Extract provided
Segment Open

The History and Language of Uzbekistan
The Uzbek Soviet Socialist Republic was created in 1924 as a part of the U.S.S.R. After the collapse of the Soviet Union, the Uzbek government under the leadership of Islam Karimov (ruled 1990- 2016) actively promoted isolationism and neutrality as their foreign policy agenda. In any case many human right organizations, including: IHF, Human Rights Watch and Amnesty International consider Uzbekistan to be: “an authoritarian state with limited civil rights”.
Prior to its involvement in the U.S.S.R, Uzbekistan was frequently passed through by nomadic tribes migrating west from East Asia. The territory belonged to the Persian Empire, the Empire of Alexander the Great, and Mongol Khanate.
The Uzbek language itself has undergone quite a transformation, as it has been written in three different scripts. Historically, it used Yana imla (Arabic script) like all Turkic languages in Central Asia. When the Russian Empire expanded its influence to Central Asia, an attempt to introduce the Cyrillic alphabet was made as the basis for a new script, however it remained unpopular. The Latin alphabet was introduced in 1928, mimicking the Latinization of Turkish, after World War I under Mustafa Kemal Atatürk. It too did not last long, and in 1940 Uzbekistan switched back to the Cyrillic style as a part of a pro-Russian Stalinist Centralization movement. After the separation of Uzbekistan from Soviet Union, the Latin alphabet was officially introduced once again, albeit today Cyrillic is still widely used on television and in newspapers.

Segment Closed

Data records

Segment Open

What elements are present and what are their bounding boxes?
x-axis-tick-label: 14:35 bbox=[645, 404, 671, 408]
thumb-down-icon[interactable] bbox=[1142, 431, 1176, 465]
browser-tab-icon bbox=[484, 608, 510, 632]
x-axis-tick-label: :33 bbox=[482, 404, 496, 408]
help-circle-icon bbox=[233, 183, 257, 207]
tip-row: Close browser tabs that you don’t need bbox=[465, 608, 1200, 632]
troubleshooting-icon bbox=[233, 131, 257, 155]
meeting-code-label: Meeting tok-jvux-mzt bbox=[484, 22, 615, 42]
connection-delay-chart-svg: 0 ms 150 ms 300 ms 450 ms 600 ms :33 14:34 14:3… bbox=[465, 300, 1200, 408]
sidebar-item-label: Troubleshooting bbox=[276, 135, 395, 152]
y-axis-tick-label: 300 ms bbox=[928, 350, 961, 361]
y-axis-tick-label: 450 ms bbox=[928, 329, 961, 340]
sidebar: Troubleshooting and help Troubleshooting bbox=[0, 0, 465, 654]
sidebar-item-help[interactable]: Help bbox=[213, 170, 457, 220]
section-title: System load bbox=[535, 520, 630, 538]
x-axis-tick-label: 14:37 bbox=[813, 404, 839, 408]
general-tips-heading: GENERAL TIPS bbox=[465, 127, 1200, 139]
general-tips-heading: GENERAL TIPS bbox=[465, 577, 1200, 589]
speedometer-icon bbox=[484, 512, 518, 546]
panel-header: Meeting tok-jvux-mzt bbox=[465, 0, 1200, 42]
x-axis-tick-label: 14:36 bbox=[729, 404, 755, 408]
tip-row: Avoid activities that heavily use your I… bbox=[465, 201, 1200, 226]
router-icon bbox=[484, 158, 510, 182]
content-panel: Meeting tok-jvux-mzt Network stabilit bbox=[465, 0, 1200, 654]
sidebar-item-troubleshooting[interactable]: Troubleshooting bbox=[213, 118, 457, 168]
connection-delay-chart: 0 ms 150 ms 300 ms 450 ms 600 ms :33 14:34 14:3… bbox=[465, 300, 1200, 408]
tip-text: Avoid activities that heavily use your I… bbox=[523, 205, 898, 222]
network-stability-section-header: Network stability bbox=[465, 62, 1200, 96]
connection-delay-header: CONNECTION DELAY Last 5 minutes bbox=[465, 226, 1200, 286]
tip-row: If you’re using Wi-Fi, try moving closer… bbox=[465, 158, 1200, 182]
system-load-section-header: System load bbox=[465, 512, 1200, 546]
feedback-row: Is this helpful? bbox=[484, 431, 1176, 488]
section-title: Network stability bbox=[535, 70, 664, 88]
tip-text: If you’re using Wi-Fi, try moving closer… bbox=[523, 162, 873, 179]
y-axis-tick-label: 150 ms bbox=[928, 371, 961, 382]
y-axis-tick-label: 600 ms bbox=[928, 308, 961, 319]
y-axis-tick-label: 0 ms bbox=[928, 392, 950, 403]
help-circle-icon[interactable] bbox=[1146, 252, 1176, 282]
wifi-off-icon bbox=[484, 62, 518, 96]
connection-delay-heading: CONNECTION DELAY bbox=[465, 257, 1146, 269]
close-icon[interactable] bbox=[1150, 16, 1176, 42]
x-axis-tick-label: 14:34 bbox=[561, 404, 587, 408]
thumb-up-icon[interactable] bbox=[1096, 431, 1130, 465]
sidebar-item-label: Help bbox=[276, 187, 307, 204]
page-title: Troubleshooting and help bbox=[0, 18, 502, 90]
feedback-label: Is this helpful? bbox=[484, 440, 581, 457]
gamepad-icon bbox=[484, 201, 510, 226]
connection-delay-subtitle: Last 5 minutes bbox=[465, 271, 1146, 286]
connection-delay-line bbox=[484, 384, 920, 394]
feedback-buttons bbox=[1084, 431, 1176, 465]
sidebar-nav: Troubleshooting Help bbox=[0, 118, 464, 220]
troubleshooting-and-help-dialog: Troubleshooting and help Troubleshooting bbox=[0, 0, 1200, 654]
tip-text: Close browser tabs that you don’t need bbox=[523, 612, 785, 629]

Segment Closed

Continue the text on the history and language of Uzbekistan from where it stops.

Task output
The Uzbek language is a key factor in businesses operating in the country and looking to protect themselves from corruption abroad. Regulatory compliance translation is part of due diligence when a company suspects that something unethical may have happened, as well as during cases of international corruption.
Corruption Prevention and Regulatory Compliance Translation
Coming from Sweden, Telia is expected to meet the world’s compliance standards. Nevertheless, cases of a similar nature – where companies slide into bribery when doing business in countries more affected by corruption – are quite common. The East and the West are now culturally, philosophically and economically tied closer than at any time before in human history. It is now expected that the world community should promote a healthy, honest and corruption-free environment for international business.
One way this must be accomplished is by being familiar with the culture and language of the country you are doing business in. Knowing the Uzbek language is especially important in the event that you become involved with an FCPA or compliance document review. Uzbek translators will be necessary in order to help with regulatory compliance translation services – such as translating important documents for legal cases or pointing out key phrases that are commonly used to refer to bribes or other forms of corruption. Having a plan in place with a Language Service Provider, who can offer you professional regulatory compliance translation services in a variety of world languages, is an important step in combating international corruption.